>> Begin DATA LINES
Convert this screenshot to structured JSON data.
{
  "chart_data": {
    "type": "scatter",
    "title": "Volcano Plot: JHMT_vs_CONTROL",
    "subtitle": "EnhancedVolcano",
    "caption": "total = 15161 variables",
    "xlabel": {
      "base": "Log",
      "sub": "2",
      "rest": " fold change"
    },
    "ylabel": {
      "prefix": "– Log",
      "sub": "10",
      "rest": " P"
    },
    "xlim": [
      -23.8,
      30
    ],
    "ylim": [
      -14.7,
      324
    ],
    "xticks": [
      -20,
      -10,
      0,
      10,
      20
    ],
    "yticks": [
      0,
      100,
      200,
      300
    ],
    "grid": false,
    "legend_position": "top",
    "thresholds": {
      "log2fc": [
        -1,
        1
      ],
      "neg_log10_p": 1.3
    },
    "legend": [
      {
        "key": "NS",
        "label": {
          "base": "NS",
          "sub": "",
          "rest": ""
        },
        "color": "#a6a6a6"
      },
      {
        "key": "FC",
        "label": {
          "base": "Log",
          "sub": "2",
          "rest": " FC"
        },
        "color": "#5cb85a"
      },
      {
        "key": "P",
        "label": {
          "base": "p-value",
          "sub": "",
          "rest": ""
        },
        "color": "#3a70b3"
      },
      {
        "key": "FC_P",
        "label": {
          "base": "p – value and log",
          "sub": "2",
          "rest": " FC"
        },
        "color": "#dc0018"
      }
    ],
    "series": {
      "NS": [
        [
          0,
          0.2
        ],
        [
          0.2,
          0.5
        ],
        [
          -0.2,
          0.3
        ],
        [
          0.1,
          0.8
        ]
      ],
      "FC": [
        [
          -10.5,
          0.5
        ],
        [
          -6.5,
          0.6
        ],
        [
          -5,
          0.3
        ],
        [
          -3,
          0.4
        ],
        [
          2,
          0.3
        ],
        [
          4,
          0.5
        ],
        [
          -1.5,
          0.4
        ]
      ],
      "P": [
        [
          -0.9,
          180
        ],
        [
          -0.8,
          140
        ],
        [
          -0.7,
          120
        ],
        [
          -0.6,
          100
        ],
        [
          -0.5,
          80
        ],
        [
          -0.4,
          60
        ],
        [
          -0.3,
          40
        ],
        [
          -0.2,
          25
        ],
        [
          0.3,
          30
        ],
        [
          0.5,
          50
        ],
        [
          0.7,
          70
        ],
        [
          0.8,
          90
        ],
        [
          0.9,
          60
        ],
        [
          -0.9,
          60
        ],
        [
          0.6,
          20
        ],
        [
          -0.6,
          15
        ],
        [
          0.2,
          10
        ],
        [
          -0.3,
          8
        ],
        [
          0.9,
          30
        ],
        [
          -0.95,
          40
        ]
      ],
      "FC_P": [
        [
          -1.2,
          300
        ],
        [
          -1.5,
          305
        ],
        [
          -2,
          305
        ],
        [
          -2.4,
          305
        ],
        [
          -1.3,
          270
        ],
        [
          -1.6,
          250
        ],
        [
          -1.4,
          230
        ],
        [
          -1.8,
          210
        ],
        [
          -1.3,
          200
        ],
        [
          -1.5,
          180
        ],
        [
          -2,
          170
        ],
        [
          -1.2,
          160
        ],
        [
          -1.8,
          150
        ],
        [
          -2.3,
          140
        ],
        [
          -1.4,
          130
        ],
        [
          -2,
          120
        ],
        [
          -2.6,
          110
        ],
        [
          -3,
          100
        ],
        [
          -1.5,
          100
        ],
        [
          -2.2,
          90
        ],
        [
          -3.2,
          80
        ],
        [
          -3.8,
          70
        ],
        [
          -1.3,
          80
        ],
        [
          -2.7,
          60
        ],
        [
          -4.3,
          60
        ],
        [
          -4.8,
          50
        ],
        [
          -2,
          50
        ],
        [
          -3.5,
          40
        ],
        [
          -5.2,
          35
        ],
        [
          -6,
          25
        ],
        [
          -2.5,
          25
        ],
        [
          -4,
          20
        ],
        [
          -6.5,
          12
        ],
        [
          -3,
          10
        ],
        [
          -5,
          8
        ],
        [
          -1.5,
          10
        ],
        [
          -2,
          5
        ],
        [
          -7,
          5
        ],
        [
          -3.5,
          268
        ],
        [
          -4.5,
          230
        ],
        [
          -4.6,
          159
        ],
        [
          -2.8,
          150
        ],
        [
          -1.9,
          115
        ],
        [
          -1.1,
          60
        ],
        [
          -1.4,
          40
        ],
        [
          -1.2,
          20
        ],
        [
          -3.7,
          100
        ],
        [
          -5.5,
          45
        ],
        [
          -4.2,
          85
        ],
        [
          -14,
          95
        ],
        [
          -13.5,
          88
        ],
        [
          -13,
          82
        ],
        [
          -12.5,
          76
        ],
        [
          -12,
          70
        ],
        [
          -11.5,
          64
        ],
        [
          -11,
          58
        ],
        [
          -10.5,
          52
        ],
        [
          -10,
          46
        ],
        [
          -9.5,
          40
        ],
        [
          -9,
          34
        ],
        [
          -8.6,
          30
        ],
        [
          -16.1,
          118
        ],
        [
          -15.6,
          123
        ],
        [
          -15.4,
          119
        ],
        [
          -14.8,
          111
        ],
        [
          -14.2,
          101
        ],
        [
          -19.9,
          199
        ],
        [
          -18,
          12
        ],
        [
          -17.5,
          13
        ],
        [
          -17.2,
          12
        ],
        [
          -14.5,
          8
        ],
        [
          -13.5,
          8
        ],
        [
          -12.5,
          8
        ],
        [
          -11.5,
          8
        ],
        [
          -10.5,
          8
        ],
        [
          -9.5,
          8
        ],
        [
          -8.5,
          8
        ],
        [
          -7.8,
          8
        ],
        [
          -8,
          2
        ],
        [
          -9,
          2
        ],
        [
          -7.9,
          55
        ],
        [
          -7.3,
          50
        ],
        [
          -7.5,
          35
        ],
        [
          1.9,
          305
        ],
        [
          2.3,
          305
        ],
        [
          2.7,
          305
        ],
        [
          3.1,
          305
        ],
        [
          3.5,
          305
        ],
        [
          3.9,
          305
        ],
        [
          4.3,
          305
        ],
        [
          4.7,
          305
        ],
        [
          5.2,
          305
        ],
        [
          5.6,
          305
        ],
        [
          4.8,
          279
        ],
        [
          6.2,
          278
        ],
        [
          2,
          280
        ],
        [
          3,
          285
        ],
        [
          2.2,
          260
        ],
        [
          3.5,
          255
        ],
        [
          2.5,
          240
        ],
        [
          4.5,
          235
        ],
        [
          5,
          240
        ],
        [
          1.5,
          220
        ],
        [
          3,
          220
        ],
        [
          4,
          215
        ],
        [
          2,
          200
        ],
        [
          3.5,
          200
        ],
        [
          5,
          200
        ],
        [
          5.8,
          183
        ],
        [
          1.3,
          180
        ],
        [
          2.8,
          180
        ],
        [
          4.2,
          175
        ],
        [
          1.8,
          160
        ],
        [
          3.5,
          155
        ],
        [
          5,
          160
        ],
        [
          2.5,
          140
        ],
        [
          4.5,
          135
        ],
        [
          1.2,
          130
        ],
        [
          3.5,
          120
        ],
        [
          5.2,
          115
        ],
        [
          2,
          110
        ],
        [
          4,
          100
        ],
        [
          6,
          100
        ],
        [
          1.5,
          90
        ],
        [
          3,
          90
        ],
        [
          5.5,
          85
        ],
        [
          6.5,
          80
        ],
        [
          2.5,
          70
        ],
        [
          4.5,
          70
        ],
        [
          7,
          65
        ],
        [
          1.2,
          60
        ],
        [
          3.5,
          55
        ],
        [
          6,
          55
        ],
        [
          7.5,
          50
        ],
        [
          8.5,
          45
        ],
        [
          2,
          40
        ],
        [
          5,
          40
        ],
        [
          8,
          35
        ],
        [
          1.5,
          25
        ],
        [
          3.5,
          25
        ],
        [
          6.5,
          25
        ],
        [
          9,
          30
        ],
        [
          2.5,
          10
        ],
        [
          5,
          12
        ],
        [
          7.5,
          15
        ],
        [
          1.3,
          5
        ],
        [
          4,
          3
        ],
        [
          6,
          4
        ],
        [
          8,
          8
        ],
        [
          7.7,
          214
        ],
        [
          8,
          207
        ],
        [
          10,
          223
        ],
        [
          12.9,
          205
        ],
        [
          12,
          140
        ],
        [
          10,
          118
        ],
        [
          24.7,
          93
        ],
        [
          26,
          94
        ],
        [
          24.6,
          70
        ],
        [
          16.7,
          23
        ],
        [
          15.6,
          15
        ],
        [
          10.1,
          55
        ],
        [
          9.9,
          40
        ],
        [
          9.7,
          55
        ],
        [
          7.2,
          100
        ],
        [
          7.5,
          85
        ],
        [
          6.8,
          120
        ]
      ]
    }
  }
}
>> End DATA LINES
**CHALLENGE:** Identify every line holding the word "base" and copy it out.

**EXERCISE SOLUTION:**
      "base": "Log",
          "base": "NS",
          "base": "Log",
          "base": "p-value",
          "base": "p – value and log",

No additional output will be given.